### WORK TO DO
Without changing a character, return the entries, but not the images they hold.

[BEGIN RECORDS SHOWN]

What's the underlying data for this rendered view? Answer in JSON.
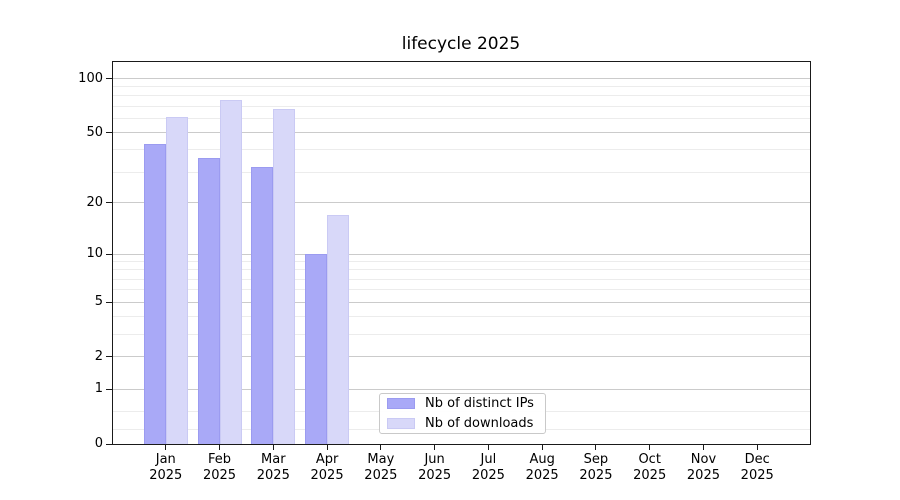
{
  "title": "lifecycle 2025",
  "legend": {
    "items": [
      {
        "label": "Nb of distinct IPs",
        "color": "#a9a9f7",
        "edge": "#9b9bf0"
      },
      {
        "label": "Nb of downloads",
        "color": "#d8d8f9",
        "edge": "#cacaf4"
      }
    ]
  },
  "colors": {
    "grid_major": "#cbcbcb",
    "grid_minor": "#ececec",
    "axis": "#1a1a1a",
    "background": "#ffffff"
  },
  "chart_data": {
    "type": "bar",
    "title": "lifecycle 2025",
    "xlabel": "",
    "ylabel": "",
    "y_scale": "log10(1+v)",
    "ylim": [
      0,
      125
    ],
    "y_ticks": [
      0,
      1,
      2,
      5,
      10,
      20,
      50,
      100
    ],
    "y_minor_ticks": [
      0.2,
      0.5,
      3,
      4,
      6,
      7,
      8,
      9,
      30,
      40,
      60,
      70,
      80,
      90
    ],
    "grid": "horizontal major+minor",
    "legend_position": "lower center-right inside",
    "categories": [
      "Jan 2025",
      "Feb 2025",
      "Mar 2025",
      "Apr 2025",
      "May 2025",
      "Jun 2025",
      "Jul 2025",
      "Aug 2025",
      "Sep 2025",
      "Oct 2025",
      "Nov 2025",
      "Dec 2025"
    ],
    "series": [
      {
        "name": "Nb of distinct IPs",
        "color": "#a9a9f7",
        "values": [
          43,
          36,
          32,
          10,
          0,
          0,
          0,
          0,
          0,
          0,
          0,
          0
        ]
      },
      {
        "name": "Nb of downloads",
        "color": "#d8d8f9",
        "values": [
          61,
          76,
          68,
          17,
          0,
          0,
          0,
          0,
          0,
          0,
          0,
          0
        ]
      }
    ]
  }
}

[END RECORDS SHOWN]

### EXERCISE OUTPUT
What's the underlying data for this rendered view? Answer in JSON.
{
  "title": "lifecycle 2025",
  "legend": {
    "items": [
      {
        "label": "Nb of distinct IPs",
        "color": "#a9a9f7",
        "edge": "#9b9bf0"
      },
      {
        "label": "Nb of downloads",
        "color": "#d8d8f9",
        "edge": "#cacaf4"
      }
    ]
  },
  "colors": {
    "grid_major": "#cbcbcb",
    "grid_minor": "#ececec",
    "axis": "#1a1a1a",
    "background": "#ffffff"
  },
  "chart_data": {
    "type": "bar",
    "title": "lifecycle 2025",
    "xlabel": "",
    "ylabel": "",
    "y_scale": "log10(1+v)",
    "ylim": [
      0,
      125
    ],
    "y_ticks": [
      0,
      1,
      2,
      5,
      10,
      20,
      50,
      100
    ],
    "y_minor_ticks": [
      0.2,
      0.5,
      3,
      4,
      6,
      7,
      8,
      9,
      30,
      40,
      60,
      70,
      80,
      90
    ],
    "grid": "horizontal major+minor",
    "legend_position": "lower center-right inside",
    "categories": [
      "Jan 2025",
      "Feb 2025",
      "Mar 2025",
      "Apr 2025",
      "May 2025",
      "Jun 2025",
      "Jul 2025",
      "Aug 2025",
      "Sep 2025",
      "Oct 2025",
      "Nov 2025",
      "Dec 2025"
    ],
    "series": [
      {
        "name": "Nb of distinct IPs",
        "color": "#a9a9f7",
        "values": [
          43,
          36,
          32,
          10,
          0,
          0,
          0,
          0,
          0,
          0,
          0,
          0
        ]
      },
      {
        "name": "Nb of downloads",
        "color": "#d8d8f9",
        "values": [
          61,
          76,
          68,
          17,
          0,
          0,
          0,
          0,
          0,
          0,
          0,
          0
        ]
      }
    ]
  }
}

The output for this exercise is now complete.